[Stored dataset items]
+--

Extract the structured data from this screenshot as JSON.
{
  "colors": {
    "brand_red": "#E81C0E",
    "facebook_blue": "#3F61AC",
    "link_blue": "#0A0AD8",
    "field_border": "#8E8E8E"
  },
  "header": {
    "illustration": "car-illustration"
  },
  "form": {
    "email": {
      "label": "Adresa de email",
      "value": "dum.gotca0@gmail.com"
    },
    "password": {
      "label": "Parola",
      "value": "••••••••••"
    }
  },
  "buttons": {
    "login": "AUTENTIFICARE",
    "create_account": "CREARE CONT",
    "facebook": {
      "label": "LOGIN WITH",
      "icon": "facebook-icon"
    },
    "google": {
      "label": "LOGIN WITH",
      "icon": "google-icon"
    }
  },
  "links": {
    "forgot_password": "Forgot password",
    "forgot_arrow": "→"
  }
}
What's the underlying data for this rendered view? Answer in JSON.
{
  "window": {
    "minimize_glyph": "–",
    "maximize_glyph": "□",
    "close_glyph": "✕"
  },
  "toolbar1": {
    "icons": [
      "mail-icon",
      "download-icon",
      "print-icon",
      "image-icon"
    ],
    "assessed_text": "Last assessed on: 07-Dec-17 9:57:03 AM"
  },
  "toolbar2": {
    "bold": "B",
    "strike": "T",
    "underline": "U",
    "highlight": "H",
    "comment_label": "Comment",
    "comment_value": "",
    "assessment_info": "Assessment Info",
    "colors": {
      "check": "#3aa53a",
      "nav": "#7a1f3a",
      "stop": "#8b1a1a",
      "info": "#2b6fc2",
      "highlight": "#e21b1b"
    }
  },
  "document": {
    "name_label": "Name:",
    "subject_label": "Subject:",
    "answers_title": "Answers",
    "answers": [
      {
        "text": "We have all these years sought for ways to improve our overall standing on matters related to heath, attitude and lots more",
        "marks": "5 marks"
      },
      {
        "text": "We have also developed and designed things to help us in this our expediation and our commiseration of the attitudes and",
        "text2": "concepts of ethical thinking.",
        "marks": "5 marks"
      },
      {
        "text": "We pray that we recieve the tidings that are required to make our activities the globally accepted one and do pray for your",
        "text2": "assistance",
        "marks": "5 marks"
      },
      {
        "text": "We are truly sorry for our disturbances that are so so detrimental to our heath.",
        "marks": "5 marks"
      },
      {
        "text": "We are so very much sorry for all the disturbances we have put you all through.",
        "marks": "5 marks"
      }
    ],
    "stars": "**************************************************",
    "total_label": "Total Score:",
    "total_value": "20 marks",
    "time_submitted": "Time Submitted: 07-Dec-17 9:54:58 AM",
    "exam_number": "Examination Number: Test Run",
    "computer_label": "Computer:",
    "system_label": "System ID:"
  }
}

+--

Output each record exactly, leaving nothing out.

# Problem solution
Extract the structured data from this screenshot as JSON.
{
  "colors": {
    "brand_red": "#E81C0E",
    "facebook_blue": "#3F61AC",
    "link_blue": "#0A0AD8",
    "field_border": "#8E8E8E"
  },
  "header": {
    "illustration": "car-illustration"
  },
  "form": {
    "email": {
      "label": "Adresa de email",
      "value": "dum.gotca0@gmail.com"
    },
    "password": {
      "label": "Parola",
      "value": "••••••••••"
    }
  },
  "buttons": {
    "login": "AUTENTIFICARE",
    "create_account": "CREARE CONT",
    "facebook": {
      "label": "LOGIN WITH",
      "icon": "facebook-icon"
    },
    "google": {
      "label": "LOGIN WITH",
      "icon": "google-icon"
    }
  },
  "links": {
    "forgot_password": "Forgot password",
    "forgot_arrow": "→"
  }
}
What's the underlying data for this rendered view? Answer in JSON.
{
  "window": {
    "minimize_glyph": "–",
    "maximize_glyph": "□",
    "close_glyph": "✕"
  },
  "toolbar1": {
    "icons": [
      "mail-icon",
      "download-icon",
      "print-icon",
      "image-icon"
    ],
    "assessed_text": "Last assessed on: 07-Dec-17 9:57:03 AM"
  },
  "toolbar2": {
    "bold": "B",
    "strike": "T",
    "underline": "U",
    "highlight": "H",
    "comment_label": "Comment",
    "comment_value": "",
    "assessment_info": "Assessment Info",
    "colors": {
      "check": "#3aa53a",
      "nav": "#7a1f3a",
      "stop": "#8b1a1a",
      "info": "#2b6fc2",
      "highlight": "#e21b1b"
    }
  },
  "document": {
    "name_label": "Name:",
    "subject_label": "Subject:",
    "answers_title": "Answers",
    "answers": [
      {
        "text": "We have all these years sought for ways to improve our overall standing on matters related to heath, attitude and lots more",
        "marks": "5 marks"
      },
      {
        "text": "We have also developed and designed things to help us in this our expediation and our commiseration of the attitudes and",
        "text2": "concepts of ethical thinking.",
        "marks": "5 marks"
      },
      {
        "text": "We pray that we recieve the tidings that are required to make our activities the globally accepted one and do pray for your",
        "text2": "assistance",
        "marks": "5 marks"
      },
      {
        "text": "We are truly sorry for our disturbances that are so so detrimental to our heath.",
        "marks": "5 marks"
      },
      {
        "text": "We are so very much sorry for all the disturbances we have put you all through.",
        "marks": "5 marks"
      }
    ],
    "stars": "**************************************************",
    "total_label": "Total Score:",
    "total_value": "20 marks",
    "time_submitted": "Time Submitted: 07-Dec-17 9:54:58 AM",
    "exam_number": "Examination Number: Test Run",
    "computer_label": "Computer:",
    "system_label": "System ID:"
  }
}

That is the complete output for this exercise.